- EXERCISE INSTRUCTIONS
Locate the line containing "Convert this screenshot", then please write out that line and all the lines below it in the entries exactly.

- DATASET ENTRIES
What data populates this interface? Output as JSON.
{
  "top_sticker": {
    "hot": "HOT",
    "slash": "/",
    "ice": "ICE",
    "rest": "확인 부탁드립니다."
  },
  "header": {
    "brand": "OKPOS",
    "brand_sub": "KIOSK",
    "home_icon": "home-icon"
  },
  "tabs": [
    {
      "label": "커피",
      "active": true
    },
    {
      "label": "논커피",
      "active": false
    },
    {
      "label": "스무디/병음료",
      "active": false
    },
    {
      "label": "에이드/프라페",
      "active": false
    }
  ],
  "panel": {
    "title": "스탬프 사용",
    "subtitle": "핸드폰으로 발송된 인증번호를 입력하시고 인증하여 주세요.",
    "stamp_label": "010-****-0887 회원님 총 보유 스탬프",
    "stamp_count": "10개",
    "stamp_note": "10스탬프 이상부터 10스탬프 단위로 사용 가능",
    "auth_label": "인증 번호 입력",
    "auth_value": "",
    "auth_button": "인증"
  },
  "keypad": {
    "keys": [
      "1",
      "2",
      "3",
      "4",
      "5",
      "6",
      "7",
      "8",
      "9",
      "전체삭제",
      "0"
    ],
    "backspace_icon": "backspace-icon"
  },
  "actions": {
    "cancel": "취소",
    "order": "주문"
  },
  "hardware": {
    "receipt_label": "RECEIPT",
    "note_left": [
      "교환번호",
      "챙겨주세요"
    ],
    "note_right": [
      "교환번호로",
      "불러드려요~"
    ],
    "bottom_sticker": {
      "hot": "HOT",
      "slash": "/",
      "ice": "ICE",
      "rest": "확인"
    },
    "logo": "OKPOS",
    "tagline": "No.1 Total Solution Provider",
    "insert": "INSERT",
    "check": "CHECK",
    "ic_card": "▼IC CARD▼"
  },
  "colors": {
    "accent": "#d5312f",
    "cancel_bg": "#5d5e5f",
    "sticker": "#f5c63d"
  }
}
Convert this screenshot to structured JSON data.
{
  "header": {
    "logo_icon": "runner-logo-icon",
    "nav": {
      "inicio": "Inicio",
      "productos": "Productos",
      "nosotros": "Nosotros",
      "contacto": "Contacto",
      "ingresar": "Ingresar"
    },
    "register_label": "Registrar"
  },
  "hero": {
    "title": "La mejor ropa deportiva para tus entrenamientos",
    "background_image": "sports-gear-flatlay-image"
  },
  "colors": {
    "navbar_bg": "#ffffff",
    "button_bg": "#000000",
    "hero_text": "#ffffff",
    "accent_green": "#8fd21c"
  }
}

- RESULT OF THE EXERCISE
Convert this screenshot to structured JSON data.
{
  "header": {
    "logo_icon": "runner-logo-icon",
    "nav": {
      "inicio": "Inicio",
      "productos": "Productos",
      "nosotros": "Nosotros",
      "contacto": "Contacto",
      "ingresar": "Ingresar"
    },
    "register_label": "Registrar"
  },
  "hero": {
    "title": "La mejor ropa deportiva para tus entrenamientos",
    "background_image": "sports-gear-flatlay-image"
  },
  "colors": {
    "navbar_bg": "#ffffff",
    "button_bg": "#000000",
    "hero_text": "#ffffff",
    "accent_green": "#8fd21c"
  }
}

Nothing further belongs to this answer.